## Begin
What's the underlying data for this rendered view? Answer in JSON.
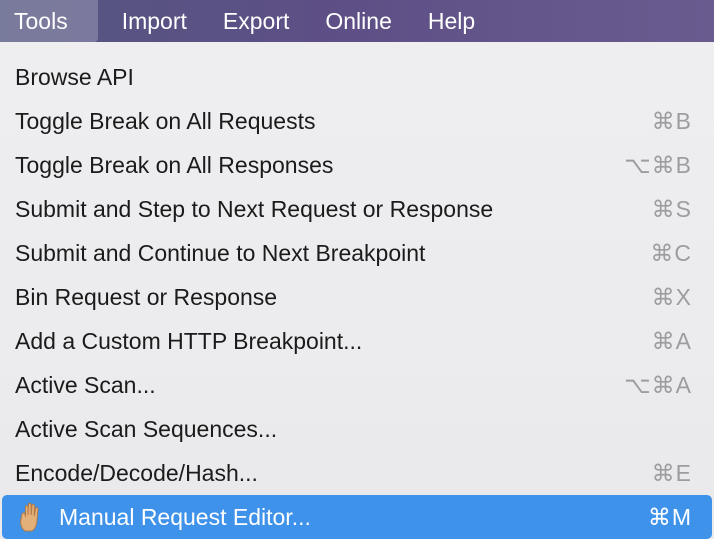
{
  "menubar": {
    "items": [
      {
        "label": "Tools"
      },
      {
        "label": "Import"
      },
      {
        "label": "Export"
      },
      {
        "label": "Online"
      },
      {
        "label": "Help"
      }
    ]
  },
  "tools_menu": {
    "items": [
      {
        "label": "Browse API",
        "shortcut": ""
      },
      {
        "label": "Toggle Break on All Requests",
        "shortcut": "⌘B"
      },
      {
        "label": "Toggle Break on All Responses",
        "shortcut": "⌥⌘B"
      },
      {
        "label": "Submit and Step to Next Request or Response",
        "shortcut": "⌘S"
      },
      {
        "label": "Submit and Continue to Next Breakpoint",
        "shortcut": "⌘C"
      },
      {
        "label": "Bin Request or Response",
        "shortcut": "⌘X"
      },
      {
        "label": "Add a Custom HTTP Breakpoint...",
        "shortcut": "⌘A"
      },
      {
        "label": "Active Scan...",
        "shortcut": "⌥⌘A"
      },
      {
        "label": "Active Scan Sequences...",
        "shortcut": ""
      },
      {
        "label": "Encode/Decode/Hash...",
        "shortcut": "⌘E"
      },
      {
        "label": "Manual Request Editor...",
        "shortcut": "⌘M",
        "icon": "hand-icon"
      }
    ]
  },
  "colors": {
    "highlight": "#3f92ea",
    "menubar_gradient_start": "#545681",
    "menubar_gradient_end": "#6a5b8f"
  }
}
## End
• Written exercise:
Take the listing and print it again exactly, but without any pictures.

• Response to the task:
What's the underlying data for this rendered view? Answer in JSON.
{
  "menubar": {
    "items": [
      {
        "label": "Tools"
      },
      {
        "label": "Import"
      },
      {
        "label": "Export"
      },
      {
        "label": "Online"
      },
      {
        "label": "Help"
      }
    ]
  },
  "tools_menu": {
    "items": [
      {
        "label": "Browse API",
        "shortcut": ""
      },
      {
        "label": "Toggle Break on All Requests",
        "shortcut": "⌘B"
      },
      {
        "label": "Toggle Break on All Responses",
        "shortcut": "⌥⌘B"
      },
      {
        "label": "Submit and Step to Next Request or Response",
        "shortcut": "⌘S"
      },
      {
        "label": "Submit and Continue to Next Breakpoint",
        "shortcut": "⌘C"
      },
      {
        "label": "Bin Request or Response",
        "shortcut": "⌘X"
      },
      {
        "label": "Add a Custom HTTP Breakpoint...",
        "shortcut": "⌘A"
      },
      {
        "label": "Active Scan...",
        "shortcut": "⌥⌘A"
      },
      {
        "label": "Active Scan Sequences...",
        "shortcut": ""
      },
      {
        "label": "Encode/Decode/Hash...",
        "shortcut": "⌘E"
      },
      {
        "label": "Manual Request Editor...",
        "shortcut": "⌘M",
        "icon": "hand-icon"
      }
    ]
  },
  "colors": {
    "highlight": "#3f92ea",
    "menubar_gradient_start": "#545681",
    "menubar_gradient_end": "#6a5b8f"
  }
}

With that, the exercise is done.